• Selected excerpt:
■ ■ ■ ■ ■
Iraq: The Battle of Basra

As the Iraqi police checkpoint in Basra loomed up ahead, the two elite British special forces soldiers – dressed in plainclothes, i.e., traditional Arab dress – readied their weapons. For some reason, they weren’t too eager to be questioned or examined too closely. As the [UK] Independent reports:

“In the confrontation that followed, shots were fired, and two Iraqi policemen were shot, one of whom later died. The Iraqi authorities blamed the men, reported to be undercover commandos, and arrested them.

“Mohammed al-Abadi, an official in the Basra governorate said that the two men had looked suspicious to police. ‘A policeman approached them and then one of these guys fired at him. Then the police managed to capture them,’ he said. ‘They refused to say what their mission was. They said they were British soldiers and [suggested they] ask their commander about their mission,’ he added.”

The Brits were hauled off to the hoosegow, where their minor wounds were dressed – and word of the incident spread quickly across the city. A British tank on routine patrol was surrounded and pelted with stones.

The British response: the iron fist. Tanks moved on the Basra police headquarters as a crowd began to gather. Soon hundreds of Basrans were at the scene, as Shi’ite Paul Reveres called out the Iraqi equivalent of “The British are coming!”
■ ■ ■ ■ ■
• Data listing:
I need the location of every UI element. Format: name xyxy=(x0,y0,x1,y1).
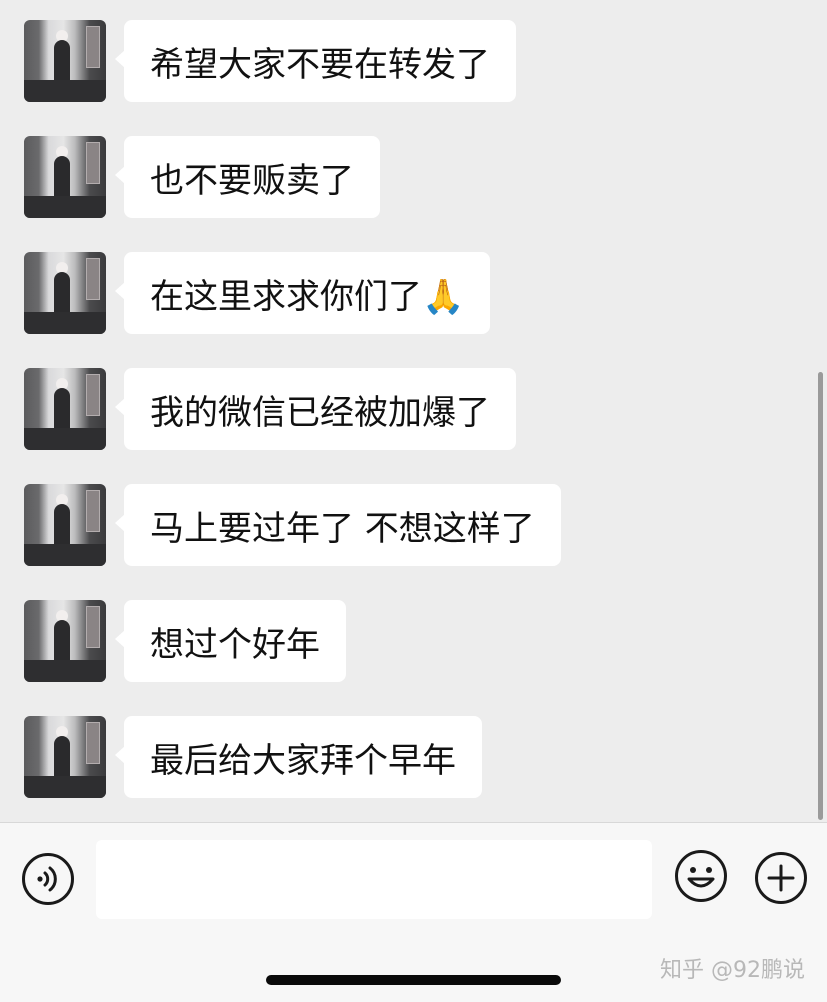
message-row: 想过个好年 xyxy=(24,600,346,682)
message-bubble[interactable]: 想过个好年 xyxy=(115,600,346,682)
emoji-icon xyxy=(675,850,727,902)
message-row: 也不要贩卖了 xyxy=(24,136,380,218)
message-bubble[interactable]: 最后给大家拜个早年 xyxy=(115,716,482,798)
scrollbar[interactable] xyxy=(818,372,823,820)
message-bubble[interactable]: 我的微信已经被加爆了 xyxy=(115,368,516,450)
chat-message-list[interactable]: 希望大家不要在转发了 也不要贩卖了 在这里求求你们了🙏 我的微信已经被加爆了 马… xyxy=(0,0,827,822)
avatar[interactable] xyxy=(24,484,106,566)
avatar[interactable] xyxy=(24,716,106,798)
message-row: 我的微信已经被加爆了 xyxy=(24,368,516,450)
message-row: 希望大家不要在转发了 xyxy=(24,20,516,102)
message-bubble[interactable]: 希望大家不要在转发了 xyxy=(115,20,516,102)
message-row: 最后给大家拜个早年 xyxy=(24,716,482,798)
plus-icon xyxy=(755,852,807,904)
more-button[interactable] xyxy=(754,851,808,905)
voice-button[interactable] xyxy=(22,853,74,905)
message-bubble[interactable]: 在这里求求你们了🙏 xyxy=(114,252,491,334)
message-input[interactable] xyxy=(96,840,652,919)
message-bubble[interactable]: 也不要贩卖了 xyxy=(115,136,380,218)
avatar[interactable] xyxy=(24,600,106,682)
home-indicator[interactable] xyxy=(266,975,561,985)
voice-icon xyxy=(37,866,57,892)
watermark: 知乎 @92鹏说 xyxy=(660,958,805,983)
emoji-button[interactable] xyxy=(674,849,728,903)
avatar[interactable] xyxy=(24,20,106,102)
avatar[interactable] xyxy=(24,136,106,218)
avatar[interactable] xyxy=(24,368,106,450)
message-bubble[interactable]: 马上要过年了 不想这样了 xyxy=(115,484,561,566)
message-row: 马上要过年了 不想这样了 xyxy=(24,484,561,566)
avatar[interactable] xyxy=(24,252,106,334)
message-row: 在这里求求你们了🙏 xyxy=(24,252,491,334)
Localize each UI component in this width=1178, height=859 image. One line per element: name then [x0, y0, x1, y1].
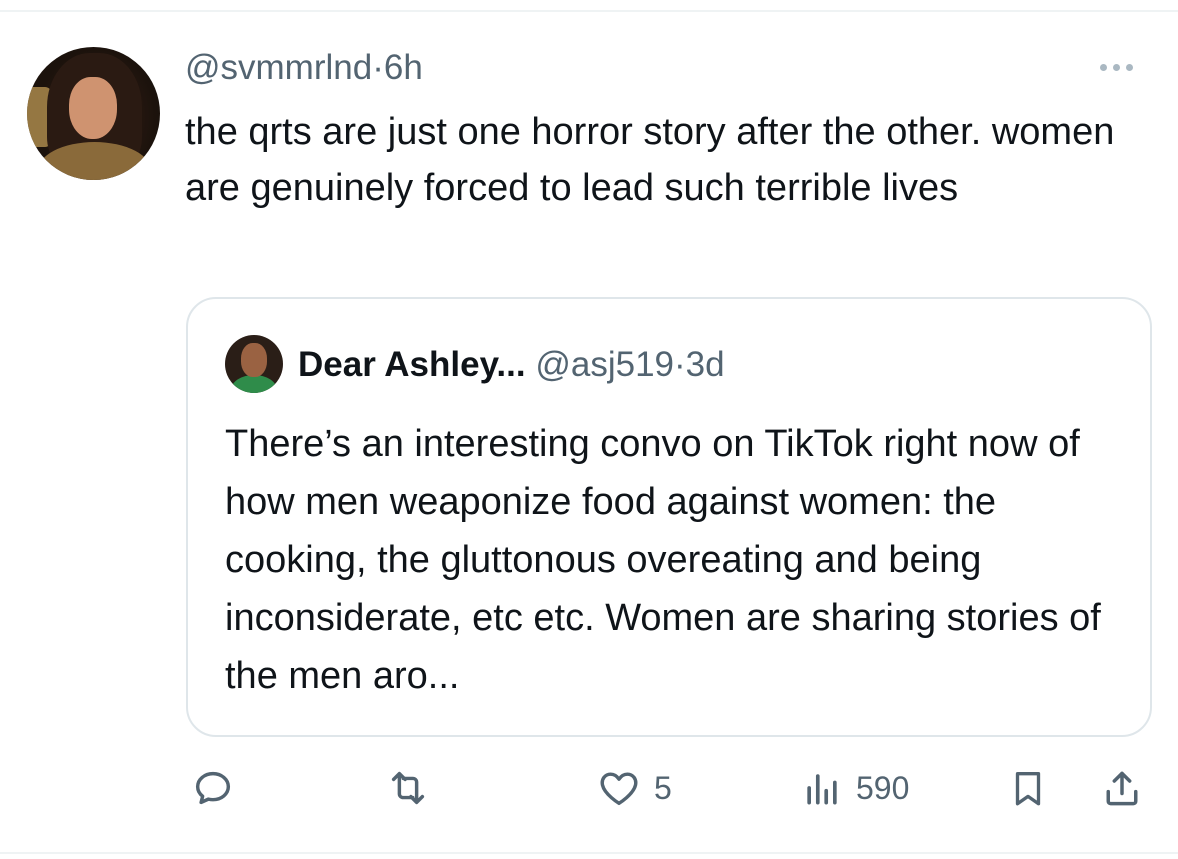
heart-icon [600, 772, 638, 806]
tweet-time[interactable]: 6h [384, 48, 423, 87]
views-count: 590 [856, 769, 910, 806]
more-horizontal-icon [1100, 63, 1107, 71]
header-separator: · [372, 48, 384, 87]
avatar[interactable] [27, 47, 160, 180]
share-icon [1106, 771, 1138, 806]
tweet-header: @svmmrlnd·6h [185, 48, 423, 88]
tweet-text: the qrts are just one horror story after… [185, 111, 1115, 209]
views-button[interactable]: 590 [800, 765, 909, 811]
quoted-handle[interactable]: @asj519 [535, 345, 674, 384]
quoted-avatar[interactable] [225, 335, 283, 393]
quoted-time: 3d [685, 345, 725, 384]
top-divider [0, 10, 1178, 12]
retweet-button[interactable] [384, 765, 444, 811]
bottom-divider [0, 852, 1178, 854]
retweet-icon [391, 771, 425, 805]
share-button[interactable] [1100, 765, 1144, 811]
quoted-header: Dear Ashley... @asj519·3d [298, 343, 725, 387]
views-chart-icon [807, 774, 837, 805]
quoted-display-name[interactable]: Dear Ashley... [298, 345, 526, 384]
like-button[interactable]: 5 [596, 765, 672, 811]
reply-button[interactable] [190, 765, 248, 811]
author-handle[interactable]: @svmmrlnd [185, 48, 372, 87]
more-options-button[interactable] [1100, 52, 1146, 82]
quoted-tweet[interactable]: Dear Ashley... @asj519·3d There’s an int… [186, 297, 1152, 737]
reply-icon [195, 771, 231, 805]
bookmark-icon [1015, 771, 1041, 806]
like-count: 5 [654, 769, 672, 806]
quoted-separator: · [674, 345, 686, 384]
bookmark-button[interactable] [1007, 765, 1049, 811]
quoted-text: There’s an interesting convo on TikTok r… [225, 423, 1101, 697]
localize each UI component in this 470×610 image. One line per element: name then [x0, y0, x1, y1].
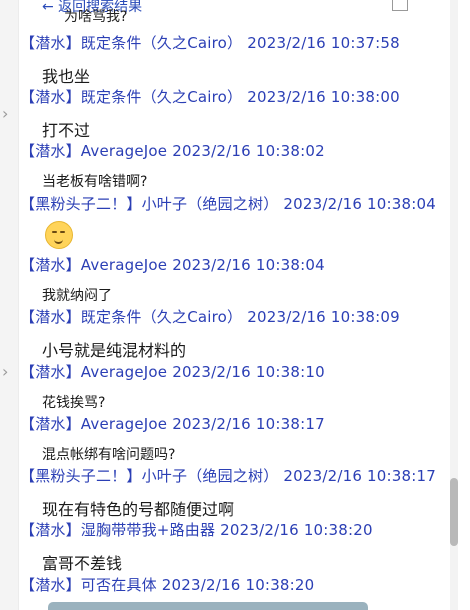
■ ■ ■ ■ ■
• Required tasks:
1. Translate this sentence from the Battle of Basra excerpt into Spanish: "A British tank on routine patrol was surrounded and pelted with stones."
2. Which British newspaper does the Battle of Basra excerpt quote?
3. From the Battle of Basra excerpt, extract the part that opens with the words containing "As the Iraqi" and closes with "and arrested them.".

• Worked answers:
1. Un tanque británico que realizaba una patrulla de rutina fue rodeado y atacado a pedradas.

2. The Independent.

3.
As the Iraqi police checkpoint in Basra loomed up ahead, the two elite British special forces soldiers – dressed in plainclothes, i.e., traditional Arab dress – readied their weapons. For some reason, they weren’t too eager to be questioned or examined too closely. As the [UK] Independent reports:

“In the confrontation that followed, shots were fired, and two Iraqi policemen were shot, one of whom later died. The Iraqi authorities blamed the men, reported to be undercover commandos, and arrested them.